▶ **What you need to do**: Copy each line where the word "Access" occurs.

▶ **Supplied records**:

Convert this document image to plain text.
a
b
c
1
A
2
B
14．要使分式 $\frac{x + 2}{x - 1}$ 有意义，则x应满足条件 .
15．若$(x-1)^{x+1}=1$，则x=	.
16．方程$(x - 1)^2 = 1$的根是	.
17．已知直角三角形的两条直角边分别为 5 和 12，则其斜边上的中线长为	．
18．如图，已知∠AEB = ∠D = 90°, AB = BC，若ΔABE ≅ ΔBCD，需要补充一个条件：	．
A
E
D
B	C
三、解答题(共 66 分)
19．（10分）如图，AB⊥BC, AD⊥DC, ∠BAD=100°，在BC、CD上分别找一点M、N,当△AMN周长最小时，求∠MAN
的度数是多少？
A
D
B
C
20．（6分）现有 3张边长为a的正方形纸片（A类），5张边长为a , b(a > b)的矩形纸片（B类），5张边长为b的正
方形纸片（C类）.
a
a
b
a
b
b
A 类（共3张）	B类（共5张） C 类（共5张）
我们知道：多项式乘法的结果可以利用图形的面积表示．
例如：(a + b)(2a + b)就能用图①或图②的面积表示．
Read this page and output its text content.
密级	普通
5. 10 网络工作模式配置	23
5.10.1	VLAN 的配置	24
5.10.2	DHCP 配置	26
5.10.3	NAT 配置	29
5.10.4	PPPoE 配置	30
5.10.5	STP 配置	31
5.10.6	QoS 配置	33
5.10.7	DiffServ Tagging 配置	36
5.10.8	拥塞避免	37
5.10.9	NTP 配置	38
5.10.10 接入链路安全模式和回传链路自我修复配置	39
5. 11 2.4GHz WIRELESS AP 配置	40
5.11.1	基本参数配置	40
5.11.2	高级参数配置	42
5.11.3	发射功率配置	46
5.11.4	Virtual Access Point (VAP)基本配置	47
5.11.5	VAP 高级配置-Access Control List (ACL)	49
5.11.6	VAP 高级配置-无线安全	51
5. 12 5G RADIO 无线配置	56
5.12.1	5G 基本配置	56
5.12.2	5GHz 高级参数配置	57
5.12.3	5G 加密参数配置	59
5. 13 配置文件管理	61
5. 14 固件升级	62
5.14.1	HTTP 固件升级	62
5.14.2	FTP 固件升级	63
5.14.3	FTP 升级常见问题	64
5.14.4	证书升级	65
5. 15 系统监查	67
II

▶ **Solution to this task**:
5.11.4	Virtual Access Point (VAP)基本配置	47
5.11.5	VAP 高级配置-Access Control List (ACL)	49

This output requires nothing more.